■ **Your goal**
In the lines below, from the line containing "- page-title-black: 丛台区教招: [139, 165, 500, 247]" through the line containing "486, 199, 519]", substitute "entry-text" for every occurrence of "item-text" and reproduce those lines with nothing else altered.

■ **Listing**
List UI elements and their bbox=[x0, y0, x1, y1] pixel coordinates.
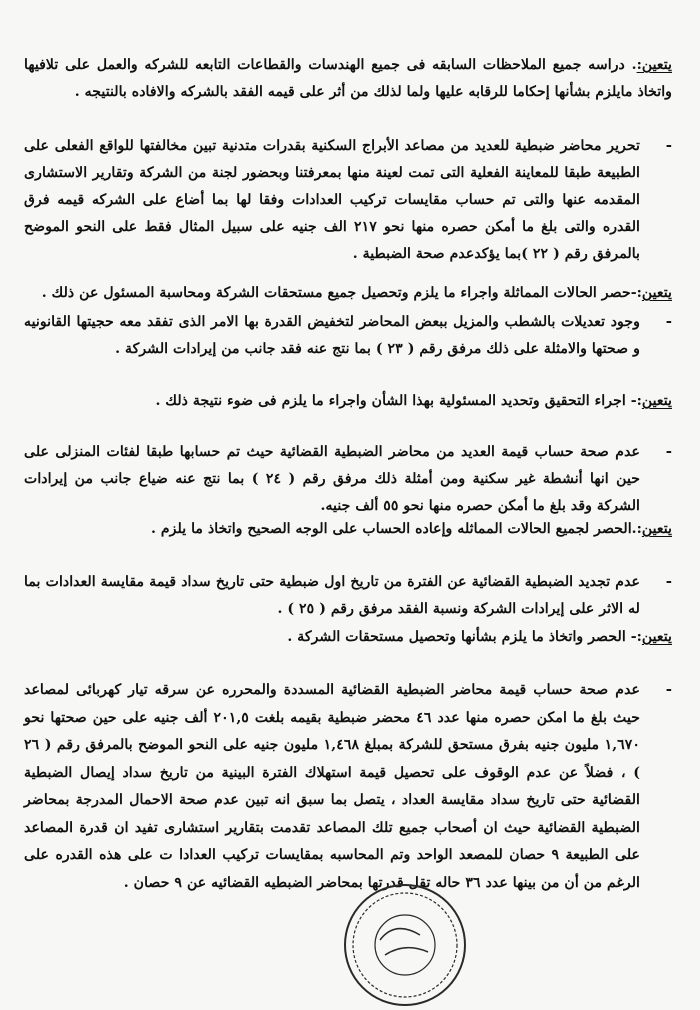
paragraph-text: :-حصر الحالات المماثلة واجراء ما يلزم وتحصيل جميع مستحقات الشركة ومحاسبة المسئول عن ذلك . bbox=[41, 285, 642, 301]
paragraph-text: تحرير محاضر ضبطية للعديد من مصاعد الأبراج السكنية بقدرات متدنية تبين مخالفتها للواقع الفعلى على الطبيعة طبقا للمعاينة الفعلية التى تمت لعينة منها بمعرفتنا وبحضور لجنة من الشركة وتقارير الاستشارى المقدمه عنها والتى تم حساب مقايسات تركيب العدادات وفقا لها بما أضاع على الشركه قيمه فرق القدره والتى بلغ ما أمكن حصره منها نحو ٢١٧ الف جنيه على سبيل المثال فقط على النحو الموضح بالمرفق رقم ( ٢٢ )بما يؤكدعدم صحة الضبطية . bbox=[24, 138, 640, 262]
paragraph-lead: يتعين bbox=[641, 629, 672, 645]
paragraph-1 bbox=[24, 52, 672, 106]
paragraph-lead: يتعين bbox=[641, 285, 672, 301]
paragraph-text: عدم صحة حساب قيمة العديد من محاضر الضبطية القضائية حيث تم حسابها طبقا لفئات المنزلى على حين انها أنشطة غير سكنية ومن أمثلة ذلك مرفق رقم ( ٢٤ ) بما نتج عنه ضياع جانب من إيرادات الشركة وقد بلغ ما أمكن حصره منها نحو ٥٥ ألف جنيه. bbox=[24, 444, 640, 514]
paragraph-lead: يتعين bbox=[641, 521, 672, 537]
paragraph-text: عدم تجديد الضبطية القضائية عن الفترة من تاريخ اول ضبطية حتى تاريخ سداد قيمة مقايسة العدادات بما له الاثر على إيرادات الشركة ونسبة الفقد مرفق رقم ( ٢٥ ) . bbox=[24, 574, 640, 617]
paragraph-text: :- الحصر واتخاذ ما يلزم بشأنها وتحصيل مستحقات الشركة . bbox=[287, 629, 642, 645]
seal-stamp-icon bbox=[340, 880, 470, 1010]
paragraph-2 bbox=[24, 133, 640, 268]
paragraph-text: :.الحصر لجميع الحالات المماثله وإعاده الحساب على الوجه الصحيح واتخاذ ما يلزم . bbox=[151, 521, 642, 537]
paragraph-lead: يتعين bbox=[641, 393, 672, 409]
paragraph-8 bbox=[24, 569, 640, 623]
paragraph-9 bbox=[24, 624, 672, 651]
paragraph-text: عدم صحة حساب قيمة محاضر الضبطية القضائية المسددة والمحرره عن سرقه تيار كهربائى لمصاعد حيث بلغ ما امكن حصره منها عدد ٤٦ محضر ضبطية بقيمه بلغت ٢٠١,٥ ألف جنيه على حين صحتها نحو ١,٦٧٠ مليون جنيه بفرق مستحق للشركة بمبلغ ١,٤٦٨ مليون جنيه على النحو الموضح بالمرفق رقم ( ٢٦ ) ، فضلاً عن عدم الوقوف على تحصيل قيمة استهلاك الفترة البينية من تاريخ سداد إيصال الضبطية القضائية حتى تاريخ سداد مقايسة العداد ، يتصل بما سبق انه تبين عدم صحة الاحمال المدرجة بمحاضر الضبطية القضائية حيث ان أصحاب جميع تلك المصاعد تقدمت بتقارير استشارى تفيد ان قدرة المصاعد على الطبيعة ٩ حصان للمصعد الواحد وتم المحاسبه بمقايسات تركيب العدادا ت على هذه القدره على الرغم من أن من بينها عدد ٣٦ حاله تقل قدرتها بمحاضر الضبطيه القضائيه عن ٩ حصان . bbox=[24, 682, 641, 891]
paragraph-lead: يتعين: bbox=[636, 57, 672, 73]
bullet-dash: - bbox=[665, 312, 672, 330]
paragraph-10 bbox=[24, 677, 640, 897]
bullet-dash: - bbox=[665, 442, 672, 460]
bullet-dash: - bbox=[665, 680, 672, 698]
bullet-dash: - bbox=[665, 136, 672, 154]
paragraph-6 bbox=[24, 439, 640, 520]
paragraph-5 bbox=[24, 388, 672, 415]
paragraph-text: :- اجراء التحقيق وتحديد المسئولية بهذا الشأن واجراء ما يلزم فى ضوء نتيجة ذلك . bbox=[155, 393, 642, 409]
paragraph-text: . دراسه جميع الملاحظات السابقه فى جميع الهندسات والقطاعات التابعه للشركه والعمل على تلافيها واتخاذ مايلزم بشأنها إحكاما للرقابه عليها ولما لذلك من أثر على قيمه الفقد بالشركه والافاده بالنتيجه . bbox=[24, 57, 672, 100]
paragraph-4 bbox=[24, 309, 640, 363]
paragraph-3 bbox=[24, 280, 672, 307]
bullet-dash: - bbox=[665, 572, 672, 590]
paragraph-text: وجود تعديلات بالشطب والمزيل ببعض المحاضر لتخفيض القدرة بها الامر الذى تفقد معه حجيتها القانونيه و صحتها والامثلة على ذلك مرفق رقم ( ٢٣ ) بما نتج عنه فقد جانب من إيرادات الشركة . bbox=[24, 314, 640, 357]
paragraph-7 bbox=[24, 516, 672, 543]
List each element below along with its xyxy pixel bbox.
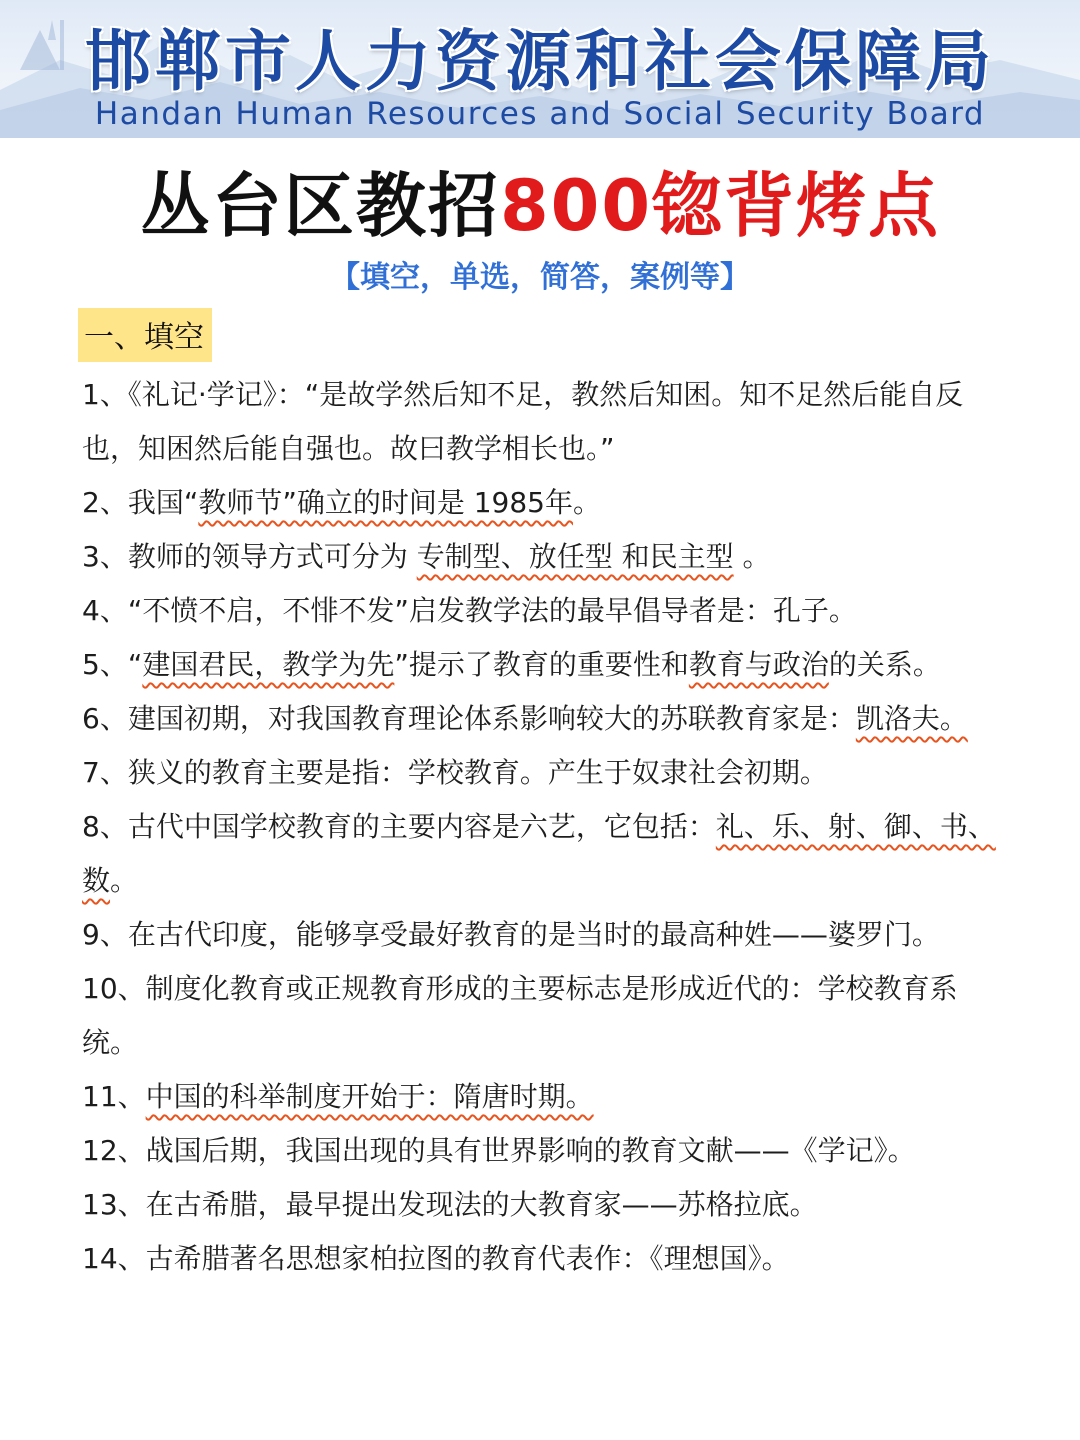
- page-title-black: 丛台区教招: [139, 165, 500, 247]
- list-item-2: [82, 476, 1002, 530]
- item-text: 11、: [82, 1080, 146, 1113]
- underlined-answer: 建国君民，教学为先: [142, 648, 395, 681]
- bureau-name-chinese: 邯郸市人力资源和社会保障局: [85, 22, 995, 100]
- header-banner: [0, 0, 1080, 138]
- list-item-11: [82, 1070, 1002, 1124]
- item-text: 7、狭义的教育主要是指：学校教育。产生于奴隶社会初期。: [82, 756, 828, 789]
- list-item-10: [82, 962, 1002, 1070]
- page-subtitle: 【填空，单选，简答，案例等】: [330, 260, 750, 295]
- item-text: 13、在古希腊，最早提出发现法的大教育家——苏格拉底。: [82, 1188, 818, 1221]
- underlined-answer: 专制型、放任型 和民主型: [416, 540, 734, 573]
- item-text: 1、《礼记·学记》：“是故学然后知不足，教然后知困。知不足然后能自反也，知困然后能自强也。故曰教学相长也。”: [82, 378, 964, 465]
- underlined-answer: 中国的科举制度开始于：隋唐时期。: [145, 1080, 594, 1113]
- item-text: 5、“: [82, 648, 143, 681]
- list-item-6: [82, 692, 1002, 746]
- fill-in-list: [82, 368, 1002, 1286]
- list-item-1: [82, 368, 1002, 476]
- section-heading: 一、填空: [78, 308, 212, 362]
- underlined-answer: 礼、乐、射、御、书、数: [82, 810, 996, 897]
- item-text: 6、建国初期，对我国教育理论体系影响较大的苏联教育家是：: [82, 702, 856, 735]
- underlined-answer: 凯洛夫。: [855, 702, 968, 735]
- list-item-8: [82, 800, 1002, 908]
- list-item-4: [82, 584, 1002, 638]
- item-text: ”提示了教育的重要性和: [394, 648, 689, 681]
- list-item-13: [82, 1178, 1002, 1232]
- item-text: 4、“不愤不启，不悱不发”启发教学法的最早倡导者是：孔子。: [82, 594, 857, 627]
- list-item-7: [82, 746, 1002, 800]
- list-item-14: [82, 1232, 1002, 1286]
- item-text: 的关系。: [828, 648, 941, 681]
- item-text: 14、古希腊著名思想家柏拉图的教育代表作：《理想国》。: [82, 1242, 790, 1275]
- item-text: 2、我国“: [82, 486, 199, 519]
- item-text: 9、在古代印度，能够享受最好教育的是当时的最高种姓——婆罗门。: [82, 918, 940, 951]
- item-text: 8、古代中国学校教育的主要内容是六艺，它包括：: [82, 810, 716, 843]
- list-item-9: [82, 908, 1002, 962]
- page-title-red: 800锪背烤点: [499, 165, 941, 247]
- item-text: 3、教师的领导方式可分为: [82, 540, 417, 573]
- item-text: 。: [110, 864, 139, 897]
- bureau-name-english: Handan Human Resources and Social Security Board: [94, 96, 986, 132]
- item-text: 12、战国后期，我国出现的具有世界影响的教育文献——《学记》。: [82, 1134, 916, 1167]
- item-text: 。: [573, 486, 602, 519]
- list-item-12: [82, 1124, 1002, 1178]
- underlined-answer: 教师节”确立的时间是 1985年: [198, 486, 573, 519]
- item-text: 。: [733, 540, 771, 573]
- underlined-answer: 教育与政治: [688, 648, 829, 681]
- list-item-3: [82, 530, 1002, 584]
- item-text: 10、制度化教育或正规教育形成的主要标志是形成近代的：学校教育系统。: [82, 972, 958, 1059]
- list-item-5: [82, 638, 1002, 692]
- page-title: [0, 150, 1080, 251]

■ **The solution**
- page-title-black: 丛台区教招: [139, 165, 500, 247]
- list-item-2: [82, 476, 1002, 530]
- entry-text: 11、: [82, 1080, 146, 1113]
- underlined-answer: 建国君民，教学为先: [142, 648, 395, 681]
- bureau-name-chinese: 邯郸市人力资源和社会保障局: [85, 22, 995, 100]
- header-banner: [0, 0, 1080, 138]
- list-item-11: [82, 1070, 1002, 1124]
- entry-text: 7、狭义的教育主要是指：学校教育。产生于奴隶社会初期。: [82, 756, 828, 789]
- list-item-10: [82, 962, 1002, 1070]
- page-subtitle: 【填空，单选，简答，案例等】: [330, 260, 750, 295]
- entry-text: 13、在古希腊，最早提出发现法的大教育家——苏格拉底。: [82, 1188, 818, 1221]
- underlined-answer: 专制型、放任型 和民主型: [416, 540, 734, 573]
- entry-text: 1、《礼记·学记》：“是故学然后知不足，教然后知困。知不足然后能自反也，知困然后能自强也。故曰教学相长也。”: [82, 378, 964, 465]
- underlined-answer: 中国的科举制度开始于：隋唐时期。: [145, 1080, 594, 1113]
- entry-text: 5、“: [82, 648, 143, 681]
- list-item-6: [82, 692, 1002, 746]
- fill-in-list: [82, 368, 1002, 1286]
- list-item-1: [82, 368, 1002, 476]
- section-heading: 一、填空: [78, 308, 212, 362]
- underlined-answer: 礼、乐、射、御、书、数: [82, 810, 996, 897]
- entry-text: 6、建国初期，对我国教育理论体系影响较大的苏联教育家是：: [82, 702, 856, 735]
- underlined-answer: 凯洛夫。: [855, 702, 968, 735]
- list-item-8: [82, 800, 1002, 908]
- list-item-4: [82, 584, 1002, 638]
- entry-text: ”提示了教育的重要性和: [394, 648, 689, 681]
- list-item-13: [82, 1178, 1002, 1232]
- entry-text: 4、“不愤不启，不悱不发”启发教学法的最早倡导者是：孔子。: [82, 594, 857, 627]
- list-item-7: [82, 746, 1002, 800]
- list-item-14: [82, 1232, 1002, 1286]
- entry-text: 的关系。: [828, 648, 941, 681]
- entry-text: 14、古希腊著名思想家柏拉图的教育代表作：《理想国》。: [82, 1242, 790, 1275]
- entry-text: 2、我国“: [82, 486, 199, 519]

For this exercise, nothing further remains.